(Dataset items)
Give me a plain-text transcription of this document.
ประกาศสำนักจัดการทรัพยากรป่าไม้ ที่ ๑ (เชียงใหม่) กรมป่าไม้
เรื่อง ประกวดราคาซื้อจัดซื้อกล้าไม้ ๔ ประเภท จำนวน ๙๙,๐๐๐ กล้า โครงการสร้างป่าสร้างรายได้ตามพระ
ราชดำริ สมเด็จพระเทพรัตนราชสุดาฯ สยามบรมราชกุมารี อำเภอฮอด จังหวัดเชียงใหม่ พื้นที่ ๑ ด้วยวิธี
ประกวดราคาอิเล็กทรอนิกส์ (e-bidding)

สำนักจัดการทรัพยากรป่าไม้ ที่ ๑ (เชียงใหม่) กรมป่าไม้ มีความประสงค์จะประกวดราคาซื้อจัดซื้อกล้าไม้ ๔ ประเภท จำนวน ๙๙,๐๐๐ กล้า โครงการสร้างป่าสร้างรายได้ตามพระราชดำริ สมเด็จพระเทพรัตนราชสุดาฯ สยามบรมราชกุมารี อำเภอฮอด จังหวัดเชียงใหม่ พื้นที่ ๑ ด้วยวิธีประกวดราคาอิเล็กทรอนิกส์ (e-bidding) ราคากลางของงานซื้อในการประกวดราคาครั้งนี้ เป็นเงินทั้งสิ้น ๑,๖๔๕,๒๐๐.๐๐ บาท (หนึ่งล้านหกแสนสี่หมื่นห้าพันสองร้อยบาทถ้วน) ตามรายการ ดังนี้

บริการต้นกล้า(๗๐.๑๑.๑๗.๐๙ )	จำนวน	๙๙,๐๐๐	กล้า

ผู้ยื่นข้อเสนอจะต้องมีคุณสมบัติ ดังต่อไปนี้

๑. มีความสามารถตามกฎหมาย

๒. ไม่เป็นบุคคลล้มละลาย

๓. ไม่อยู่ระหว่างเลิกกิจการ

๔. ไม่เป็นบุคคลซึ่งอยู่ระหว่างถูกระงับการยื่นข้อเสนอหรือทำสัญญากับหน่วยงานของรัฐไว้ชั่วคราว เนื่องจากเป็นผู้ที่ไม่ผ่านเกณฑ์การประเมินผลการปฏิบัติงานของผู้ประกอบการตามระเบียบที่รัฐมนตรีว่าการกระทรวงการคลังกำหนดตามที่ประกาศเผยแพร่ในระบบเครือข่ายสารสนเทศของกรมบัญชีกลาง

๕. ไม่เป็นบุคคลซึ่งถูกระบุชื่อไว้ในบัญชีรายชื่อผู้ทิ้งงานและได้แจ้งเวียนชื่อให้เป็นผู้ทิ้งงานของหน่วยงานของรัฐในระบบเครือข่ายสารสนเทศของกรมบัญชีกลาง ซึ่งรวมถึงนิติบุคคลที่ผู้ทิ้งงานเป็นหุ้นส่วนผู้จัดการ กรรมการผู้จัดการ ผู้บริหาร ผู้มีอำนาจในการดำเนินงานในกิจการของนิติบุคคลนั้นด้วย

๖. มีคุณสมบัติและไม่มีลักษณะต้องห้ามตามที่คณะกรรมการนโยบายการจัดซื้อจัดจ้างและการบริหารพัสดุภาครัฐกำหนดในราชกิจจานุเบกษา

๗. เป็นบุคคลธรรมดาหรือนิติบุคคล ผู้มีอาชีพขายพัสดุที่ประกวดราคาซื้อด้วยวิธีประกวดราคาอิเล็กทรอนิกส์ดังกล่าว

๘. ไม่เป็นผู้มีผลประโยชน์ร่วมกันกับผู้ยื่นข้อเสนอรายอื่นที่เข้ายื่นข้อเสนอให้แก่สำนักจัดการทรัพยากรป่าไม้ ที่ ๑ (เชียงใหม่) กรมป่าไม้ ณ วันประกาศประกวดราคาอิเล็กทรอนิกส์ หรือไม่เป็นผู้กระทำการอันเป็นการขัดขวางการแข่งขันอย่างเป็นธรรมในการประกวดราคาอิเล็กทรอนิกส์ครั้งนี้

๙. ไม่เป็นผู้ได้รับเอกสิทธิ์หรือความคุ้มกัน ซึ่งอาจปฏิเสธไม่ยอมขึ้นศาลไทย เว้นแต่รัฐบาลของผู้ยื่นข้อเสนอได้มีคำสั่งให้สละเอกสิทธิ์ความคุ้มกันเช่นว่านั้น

**PROBLEM STATEMENT**. Retype the whole listing above exactly.

**RESULT OF THIS TASK**.
Give me a plain-text transcription of this document.
ประกาศสำนักจัดการทรัพยากรป่าไม้ ที่ ๑ (เชียงใหม่) กรมป่าไม้
เรื่อง ประกวดราคาซื้อจัดซื้อกล้าไม้ ๔ ประเภท จำนวน ๙๙,๐๐๐ กล้า โครงการสร้างป่าสร้างรายได้ตามพระ
ราชดำริ สมเด็จพระเทพรัตนราชสุดาฯ สยามบรมราชกุมารี อำเภอฮอด จังหวัดเชียงใหม่ พื้นที่ ๑ ด้วยวิธี
ประกวดราคาอิเล็กทรอนิกส์ (e-bidding)

สำนักจัดการทรัพยากรป่าไม้ ที่ ๑ (เชียงใหม่) กรมป่าไม้ มีความประสงค์จะประกวดราคาซื้อจัดซื้อกล้าไม้ ๔ ประเภท จำนวน ๙๙,๐๐๐ กล้า โครงการสร้างป่าสร้างรายได้ตามพระราชดำริ สมเด็จพระเทพรัตนราชสุดาฯ สยามบรมราชกุมารี อำเภอฮอด จังหวัดเชียงใหม่ พื้นที่ ๑ ด้วยวิธีประกวดราคาอิเล็กทรอนิกส์ (e-bidding) ราคากลางของงานซื้อในการประกวดราคาครั้งนี้ เป็นเงินทั้งสิ้น ๑,๖๔๕,๒๐๐.๐๐ บาท (หนึ่งล้านหกแสนสี่หมื่นห้าพันสองร้อยบาทถ้วน) ตามรายการ ดังนี้

บริการต้นกล้า(๗๐.๑๑.๑๗.๐๙ )	จำนวน	๙๙,๐๐๐	กล้า

ผู้ยื่นข้อเสนอจะต้องมีคุณสมบัติ ดังต่อไปนี้

๑. มีความสามารถตามกฎหมาย

๒. ไม่เป็นบุคคลล้มละลาย

๓. ไม่อยู่ระหว่างเลิกกิจการ

๔. ไม่เป็นบุคคลซึ่งอยู่ระหว่างถูกระงับการยื่นข้อเสนอหรือทำสัญญากับหน่วยงานของรัฐไว้ชั่วคราว เนื่องจากเป็นผู้ที่ไม่ผ่านเกณฑ์การประเมินผลการปฏิบัติงานของผู้ประกอบการตามระเบียบที่รัฐมนตรีว่าการกระทรวงการคลังกำหนดตามที่ประกาศเผยแพร่ในระบบเครือข่ายสารสนเทศของกรมบัญชีกลาง

๕. ไม่เป็นบุคคลซึ่งถูกระบุชื่อไว้ในบัญชีรายชื่อผู้ทิ้งงานและได้แจ้งเวียนชื่อให้เป็นผู้ทิ้งงานของหน่วยงานของรัฐในระบบเครือข่ายสารสนเทศของกรมบัญชีกลาง ซึ่งรวมถึงนิติบุคคลที่ผู้ทิ้งงานเป็นหุ้นส่วนผู้จัดการ กรรมการผู้จัดการ ผู้บริหาร ผู้มีอำนาจในการดำเนินงานในกิจการของนิติบุคคลนั้นด้วย

๖. มีคุณสมบัติและไม่มีลักษณะต้องห้ามตามที่คณะกรรมการนโยบายการจัดซื้อจัดจ้างและการบริหารพัสดุภาครัฐกำหนดในราชกิจจานุเบกษา

๗. เป็นบุคคลธรรมดาหรือนิติบุคคล ผู้มีอาชีพขายพัสดุที่ประกวดราคาซื้อด้วยวิธีประกวดราคาอิเล็กทรอนิกส์ดังกล่าว

๘. ไม่เป็นผู้มีผลประโยชน์ร่วมกันกับผู้ยื่นข้อเสนอรายอื่นที่เข้ายื่นข้อเสนอให้แก่สำนักจัดการทรัพยากรป่าไม้ ที่ ๑ (เชียงใหม่) กรมป่าไม้ ณ วันประกาศประกวดราคาอิเล็กทรอนิกส์ หรือไม่เป็นผู้กระทำการอันเป็นการขัดขวางการแข่งขันอย่างเป็นธรรมในการประกวดราคาอิเล็กทรอนิกส์ครั้งนี้

๙. ไม่เป็นผู้ได้รับเอกสิทธิ์หรือความคุ้มกัน ซึ่งอาจปฏิเสธไม่ยอมขึ้นศาลไทย เว้นแต่รัฐบาลของผู้ยื่นข้อเสนอได้มีคำสั่งให้สละเอกสิทธิ์ความคุ้มกันเช่นว่านั้น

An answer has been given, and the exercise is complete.